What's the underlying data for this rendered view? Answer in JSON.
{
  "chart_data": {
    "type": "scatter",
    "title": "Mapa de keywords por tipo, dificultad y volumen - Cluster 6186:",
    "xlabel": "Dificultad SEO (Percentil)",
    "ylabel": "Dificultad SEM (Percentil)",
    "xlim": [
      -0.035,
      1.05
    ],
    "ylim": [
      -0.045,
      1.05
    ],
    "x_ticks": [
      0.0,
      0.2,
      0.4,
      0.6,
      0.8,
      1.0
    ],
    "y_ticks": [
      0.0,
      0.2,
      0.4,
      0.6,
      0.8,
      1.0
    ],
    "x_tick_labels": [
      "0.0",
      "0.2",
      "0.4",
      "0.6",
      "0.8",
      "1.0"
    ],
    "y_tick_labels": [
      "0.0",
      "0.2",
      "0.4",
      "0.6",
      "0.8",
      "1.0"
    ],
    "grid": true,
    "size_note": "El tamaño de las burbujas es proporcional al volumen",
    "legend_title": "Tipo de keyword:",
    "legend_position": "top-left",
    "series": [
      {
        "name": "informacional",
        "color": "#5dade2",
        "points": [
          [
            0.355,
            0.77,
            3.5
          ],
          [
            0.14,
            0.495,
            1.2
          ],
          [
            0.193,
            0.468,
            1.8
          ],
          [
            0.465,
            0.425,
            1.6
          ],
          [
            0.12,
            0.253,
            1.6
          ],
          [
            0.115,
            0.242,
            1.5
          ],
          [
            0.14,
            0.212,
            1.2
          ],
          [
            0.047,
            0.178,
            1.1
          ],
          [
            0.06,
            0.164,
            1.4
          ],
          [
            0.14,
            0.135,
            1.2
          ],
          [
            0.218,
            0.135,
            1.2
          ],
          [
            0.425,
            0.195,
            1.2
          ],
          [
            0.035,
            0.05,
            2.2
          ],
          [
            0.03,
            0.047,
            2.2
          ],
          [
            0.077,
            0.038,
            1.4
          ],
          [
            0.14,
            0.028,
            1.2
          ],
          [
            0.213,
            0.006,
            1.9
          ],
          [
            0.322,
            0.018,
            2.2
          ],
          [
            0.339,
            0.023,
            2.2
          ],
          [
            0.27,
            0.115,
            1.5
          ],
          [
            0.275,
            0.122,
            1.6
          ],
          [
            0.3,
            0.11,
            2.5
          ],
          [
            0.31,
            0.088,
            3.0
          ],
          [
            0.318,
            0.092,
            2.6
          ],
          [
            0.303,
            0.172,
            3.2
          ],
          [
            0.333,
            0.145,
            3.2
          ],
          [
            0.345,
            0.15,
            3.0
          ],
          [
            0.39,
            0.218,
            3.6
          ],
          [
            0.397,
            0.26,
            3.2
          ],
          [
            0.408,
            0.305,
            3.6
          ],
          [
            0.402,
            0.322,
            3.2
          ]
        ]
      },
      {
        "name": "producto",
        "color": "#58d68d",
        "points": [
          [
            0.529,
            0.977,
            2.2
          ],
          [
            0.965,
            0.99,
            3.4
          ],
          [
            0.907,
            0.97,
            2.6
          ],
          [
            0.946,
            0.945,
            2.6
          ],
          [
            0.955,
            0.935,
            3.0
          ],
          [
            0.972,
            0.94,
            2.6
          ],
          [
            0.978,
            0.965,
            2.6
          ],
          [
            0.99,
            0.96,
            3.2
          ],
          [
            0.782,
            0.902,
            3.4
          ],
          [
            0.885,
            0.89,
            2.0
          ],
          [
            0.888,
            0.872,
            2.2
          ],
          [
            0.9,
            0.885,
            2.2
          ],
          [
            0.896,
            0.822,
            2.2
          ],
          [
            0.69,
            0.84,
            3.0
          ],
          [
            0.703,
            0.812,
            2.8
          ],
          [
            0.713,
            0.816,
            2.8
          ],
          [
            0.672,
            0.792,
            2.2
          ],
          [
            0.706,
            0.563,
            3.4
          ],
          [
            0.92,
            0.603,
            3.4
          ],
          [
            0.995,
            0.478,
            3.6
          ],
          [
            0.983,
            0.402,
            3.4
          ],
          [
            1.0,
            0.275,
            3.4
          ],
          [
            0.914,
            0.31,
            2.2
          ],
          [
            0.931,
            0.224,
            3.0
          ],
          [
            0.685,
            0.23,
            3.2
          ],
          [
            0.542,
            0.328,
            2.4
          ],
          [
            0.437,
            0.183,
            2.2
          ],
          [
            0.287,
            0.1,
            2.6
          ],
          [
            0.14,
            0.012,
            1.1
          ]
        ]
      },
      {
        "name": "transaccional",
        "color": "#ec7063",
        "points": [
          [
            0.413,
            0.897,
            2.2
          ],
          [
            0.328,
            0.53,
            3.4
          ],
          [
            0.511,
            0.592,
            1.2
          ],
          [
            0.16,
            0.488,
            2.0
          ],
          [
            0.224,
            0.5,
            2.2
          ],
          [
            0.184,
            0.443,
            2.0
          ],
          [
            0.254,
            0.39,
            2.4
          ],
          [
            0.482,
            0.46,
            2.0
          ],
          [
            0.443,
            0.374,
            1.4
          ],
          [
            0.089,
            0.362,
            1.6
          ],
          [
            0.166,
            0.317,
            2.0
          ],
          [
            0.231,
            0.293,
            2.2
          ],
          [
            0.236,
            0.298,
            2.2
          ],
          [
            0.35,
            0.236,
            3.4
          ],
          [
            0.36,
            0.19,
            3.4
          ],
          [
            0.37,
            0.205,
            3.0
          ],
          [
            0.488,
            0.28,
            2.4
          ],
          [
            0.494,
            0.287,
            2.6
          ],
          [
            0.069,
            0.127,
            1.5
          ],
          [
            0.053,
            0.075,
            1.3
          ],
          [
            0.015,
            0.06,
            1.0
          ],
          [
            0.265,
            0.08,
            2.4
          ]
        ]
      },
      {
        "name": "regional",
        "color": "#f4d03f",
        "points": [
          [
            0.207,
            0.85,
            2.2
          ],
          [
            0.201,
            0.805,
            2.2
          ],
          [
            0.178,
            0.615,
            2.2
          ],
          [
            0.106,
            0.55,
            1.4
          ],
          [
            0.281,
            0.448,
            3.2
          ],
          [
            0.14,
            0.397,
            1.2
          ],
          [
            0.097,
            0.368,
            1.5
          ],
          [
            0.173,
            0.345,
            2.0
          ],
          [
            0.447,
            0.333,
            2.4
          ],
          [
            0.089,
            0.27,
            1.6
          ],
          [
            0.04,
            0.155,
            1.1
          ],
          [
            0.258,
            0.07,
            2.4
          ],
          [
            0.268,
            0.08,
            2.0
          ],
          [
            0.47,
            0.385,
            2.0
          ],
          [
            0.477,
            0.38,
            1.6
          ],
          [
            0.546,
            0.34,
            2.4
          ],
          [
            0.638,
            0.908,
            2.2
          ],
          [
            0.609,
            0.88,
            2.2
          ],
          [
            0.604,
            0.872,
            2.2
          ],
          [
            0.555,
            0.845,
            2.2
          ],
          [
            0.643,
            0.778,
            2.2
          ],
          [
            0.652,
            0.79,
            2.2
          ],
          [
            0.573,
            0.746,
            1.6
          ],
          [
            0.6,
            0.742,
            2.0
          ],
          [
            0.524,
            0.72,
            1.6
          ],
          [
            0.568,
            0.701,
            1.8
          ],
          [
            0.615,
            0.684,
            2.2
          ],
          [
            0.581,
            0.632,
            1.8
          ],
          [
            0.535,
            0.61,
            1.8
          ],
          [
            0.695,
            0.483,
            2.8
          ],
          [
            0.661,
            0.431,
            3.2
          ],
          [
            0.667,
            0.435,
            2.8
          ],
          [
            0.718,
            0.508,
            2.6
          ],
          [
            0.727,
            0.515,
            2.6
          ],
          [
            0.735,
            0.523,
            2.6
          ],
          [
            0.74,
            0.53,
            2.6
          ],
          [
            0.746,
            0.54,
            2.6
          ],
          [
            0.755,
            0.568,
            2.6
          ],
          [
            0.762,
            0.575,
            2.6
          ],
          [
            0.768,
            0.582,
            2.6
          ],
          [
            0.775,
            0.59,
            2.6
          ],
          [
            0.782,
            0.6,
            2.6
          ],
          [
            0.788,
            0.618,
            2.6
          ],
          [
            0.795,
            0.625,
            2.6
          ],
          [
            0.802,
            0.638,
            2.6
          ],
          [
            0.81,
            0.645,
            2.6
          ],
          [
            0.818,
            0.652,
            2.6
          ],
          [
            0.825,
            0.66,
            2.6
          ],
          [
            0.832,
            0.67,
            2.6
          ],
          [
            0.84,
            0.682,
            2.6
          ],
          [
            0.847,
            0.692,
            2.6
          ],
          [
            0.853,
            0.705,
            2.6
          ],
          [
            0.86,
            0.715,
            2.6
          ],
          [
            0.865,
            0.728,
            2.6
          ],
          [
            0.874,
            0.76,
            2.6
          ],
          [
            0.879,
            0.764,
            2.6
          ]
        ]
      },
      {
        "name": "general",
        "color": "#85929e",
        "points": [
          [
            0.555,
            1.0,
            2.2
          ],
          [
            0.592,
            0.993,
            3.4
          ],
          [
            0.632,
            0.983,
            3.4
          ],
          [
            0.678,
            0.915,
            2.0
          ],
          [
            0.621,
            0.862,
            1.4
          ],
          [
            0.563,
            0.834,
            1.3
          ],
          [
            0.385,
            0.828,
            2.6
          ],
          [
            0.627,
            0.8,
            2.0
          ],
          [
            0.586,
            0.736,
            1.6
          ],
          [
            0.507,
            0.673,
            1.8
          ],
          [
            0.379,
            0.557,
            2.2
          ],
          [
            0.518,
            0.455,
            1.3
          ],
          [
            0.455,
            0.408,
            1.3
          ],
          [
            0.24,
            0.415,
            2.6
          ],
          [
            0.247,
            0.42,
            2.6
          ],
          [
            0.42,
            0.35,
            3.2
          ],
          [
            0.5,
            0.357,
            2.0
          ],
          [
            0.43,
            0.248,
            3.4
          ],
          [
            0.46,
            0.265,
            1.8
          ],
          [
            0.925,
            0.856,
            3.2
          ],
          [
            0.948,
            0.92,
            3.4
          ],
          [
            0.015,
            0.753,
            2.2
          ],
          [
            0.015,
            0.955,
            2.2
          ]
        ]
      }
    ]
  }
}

What to do: From the data, list each line in which the string "name" appears.

Written answer:
        "name": "informacional",
        "name": "producto",
        "name": "transaccional",
        "name": "regional",
        "name": "general",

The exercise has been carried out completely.